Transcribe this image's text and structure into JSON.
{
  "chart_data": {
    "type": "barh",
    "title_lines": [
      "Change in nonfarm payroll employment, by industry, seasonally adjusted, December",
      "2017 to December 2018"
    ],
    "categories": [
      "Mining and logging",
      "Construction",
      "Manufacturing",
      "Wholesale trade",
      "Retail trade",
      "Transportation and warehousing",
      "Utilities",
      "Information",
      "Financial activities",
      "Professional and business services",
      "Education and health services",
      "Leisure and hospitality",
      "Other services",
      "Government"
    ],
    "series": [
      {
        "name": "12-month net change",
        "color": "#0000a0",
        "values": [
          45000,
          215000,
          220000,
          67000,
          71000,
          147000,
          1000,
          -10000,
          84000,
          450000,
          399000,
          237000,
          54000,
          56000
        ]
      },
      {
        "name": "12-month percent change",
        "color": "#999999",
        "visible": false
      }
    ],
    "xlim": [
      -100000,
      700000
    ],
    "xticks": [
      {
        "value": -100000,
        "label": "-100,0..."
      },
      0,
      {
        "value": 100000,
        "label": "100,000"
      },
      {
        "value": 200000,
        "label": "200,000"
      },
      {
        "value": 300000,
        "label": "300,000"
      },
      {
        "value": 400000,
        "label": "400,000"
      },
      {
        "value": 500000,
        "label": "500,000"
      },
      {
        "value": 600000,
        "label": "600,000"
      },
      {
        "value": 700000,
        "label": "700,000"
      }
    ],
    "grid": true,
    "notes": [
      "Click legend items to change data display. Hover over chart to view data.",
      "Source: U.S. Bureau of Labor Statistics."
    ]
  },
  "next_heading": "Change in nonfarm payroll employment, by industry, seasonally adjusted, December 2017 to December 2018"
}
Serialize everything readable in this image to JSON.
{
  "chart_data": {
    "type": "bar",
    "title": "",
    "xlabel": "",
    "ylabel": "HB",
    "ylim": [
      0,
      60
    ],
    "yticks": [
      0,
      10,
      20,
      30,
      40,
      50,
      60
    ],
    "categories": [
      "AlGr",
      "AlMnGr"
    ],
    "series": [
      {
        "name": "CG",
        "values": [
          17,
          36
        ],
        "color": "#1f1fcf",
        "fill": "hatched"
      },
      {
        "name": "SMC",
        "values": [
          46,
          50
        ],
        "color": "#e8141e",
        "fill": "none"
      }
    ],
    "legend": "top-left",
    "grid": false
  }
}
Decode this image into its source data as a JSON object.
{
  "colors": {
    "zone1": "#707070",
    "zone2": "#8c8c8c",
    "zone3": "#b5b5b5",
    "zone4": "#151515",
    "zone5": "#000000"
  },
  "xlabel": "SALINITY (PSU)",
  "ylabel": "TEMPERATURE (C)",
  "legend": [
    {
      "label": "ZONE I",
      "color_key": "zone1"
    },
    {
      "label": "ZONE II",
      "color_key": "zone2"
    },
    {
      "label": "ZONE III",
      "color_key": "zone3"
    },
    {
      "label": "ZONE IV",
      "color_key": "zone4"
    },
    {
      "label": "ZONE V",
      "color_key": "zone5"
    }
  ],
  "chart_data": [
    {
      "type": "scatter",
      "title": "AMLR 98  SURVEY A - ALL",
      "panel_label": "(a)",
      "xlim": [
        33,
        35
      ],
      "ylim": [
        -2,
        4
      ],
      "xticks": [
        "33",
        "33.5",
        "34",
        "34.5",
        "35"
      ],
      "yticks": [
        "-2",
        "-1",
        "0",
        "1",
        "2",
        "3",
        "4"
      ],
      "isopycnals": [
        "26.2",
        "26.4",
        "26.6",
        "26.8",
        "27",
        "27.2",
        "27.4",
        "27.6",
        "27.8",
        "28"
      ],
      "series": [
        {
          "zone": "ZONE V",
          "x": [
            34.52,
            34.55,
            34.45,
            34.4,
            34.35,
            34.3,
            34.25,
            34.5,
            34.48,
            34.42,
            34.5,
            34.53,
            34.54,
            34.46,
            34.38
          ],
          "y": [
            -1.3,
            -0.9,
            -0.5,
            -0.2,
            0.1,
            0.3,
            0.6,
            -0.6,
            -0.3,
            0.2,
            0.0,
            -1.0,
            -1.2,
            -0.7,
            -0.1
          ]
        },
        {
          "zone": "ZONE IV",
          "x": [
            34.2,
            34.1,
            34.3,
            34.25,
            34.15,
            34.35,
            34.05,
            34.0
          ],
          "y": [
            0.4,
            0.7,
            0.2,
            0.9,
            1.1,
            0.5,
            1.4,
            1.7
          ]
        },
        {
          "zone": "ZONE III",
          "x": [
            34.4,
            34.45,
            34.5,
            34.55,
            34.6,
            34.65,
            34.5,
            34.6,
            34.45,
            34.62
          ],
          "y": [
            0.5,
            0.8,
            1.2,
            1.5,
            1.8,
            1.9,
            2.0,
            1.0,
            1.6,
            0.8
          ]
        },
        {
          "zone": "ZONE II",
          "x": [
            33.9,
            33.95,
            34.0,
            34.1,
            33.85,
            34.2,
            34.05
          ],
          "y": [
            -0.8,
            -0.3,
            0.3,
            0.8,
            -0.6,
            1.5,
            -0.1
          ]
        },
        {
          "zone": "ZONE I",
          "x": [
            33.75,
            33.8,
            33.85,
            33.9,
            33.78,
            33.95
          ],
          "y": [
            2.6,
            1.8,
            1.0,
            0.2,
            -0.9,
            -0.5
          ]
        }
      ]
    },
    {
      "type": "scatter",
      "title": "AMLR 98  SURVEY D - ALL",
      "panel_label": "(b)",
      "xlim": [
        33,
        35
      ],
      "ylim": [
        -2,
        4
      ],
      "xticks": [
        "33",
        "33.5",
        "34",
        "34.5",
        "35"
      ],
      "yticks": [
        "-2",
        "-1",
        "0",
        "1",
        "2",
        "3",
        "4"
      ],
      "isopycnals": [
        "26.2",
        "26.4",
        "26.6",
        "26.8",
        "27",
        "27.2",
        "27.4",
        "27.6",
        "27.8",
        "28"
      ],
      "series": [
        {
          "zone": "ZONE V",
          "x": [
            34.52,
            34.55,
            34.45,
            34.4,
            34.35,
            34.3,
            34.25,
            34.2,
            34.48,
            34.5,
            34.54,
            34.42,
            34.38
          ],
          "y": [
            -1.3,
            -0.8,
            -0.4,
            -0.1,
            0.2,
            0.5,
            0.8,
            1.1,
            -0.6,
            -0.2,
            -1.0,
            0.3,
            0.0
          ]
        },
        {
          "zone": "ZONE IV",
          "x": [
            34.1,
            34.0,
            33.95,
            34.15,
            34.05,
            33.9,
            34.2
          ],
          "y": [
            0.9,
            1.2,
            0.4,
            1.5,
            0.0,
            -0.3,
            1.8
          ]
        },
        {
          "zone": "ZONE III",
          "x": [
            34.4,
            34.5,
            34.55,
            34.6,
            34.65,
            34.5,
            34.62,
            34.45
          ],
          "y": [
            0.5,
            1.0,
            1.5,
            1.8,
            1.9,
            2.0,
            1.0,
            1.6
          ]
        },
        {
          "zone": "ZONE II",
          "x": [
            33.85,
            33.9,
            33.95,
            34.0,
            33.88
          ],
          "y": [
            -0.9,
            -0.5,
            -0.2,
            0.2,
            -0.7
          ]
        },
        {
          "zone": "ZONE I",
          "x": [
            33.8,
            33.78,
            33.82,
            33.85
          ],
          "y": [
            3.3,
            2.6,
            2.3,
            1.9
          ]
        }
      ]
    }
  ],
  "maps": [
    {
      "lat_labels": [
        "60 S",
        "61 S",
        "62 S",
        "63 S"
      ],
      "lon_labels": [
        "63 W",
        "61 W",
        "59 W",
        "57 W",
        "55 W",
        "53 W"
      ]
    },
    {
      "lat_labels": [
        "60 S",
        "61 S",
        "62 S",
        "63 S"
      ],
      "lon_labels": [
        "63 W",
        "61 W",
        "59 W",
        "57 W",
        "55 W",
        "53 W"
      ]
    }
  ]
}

┄┄┄┄┄┄

Goal: Report the number of lines in the entries above that include the word "seasonally" and add nothing to it.

Exercise output: 2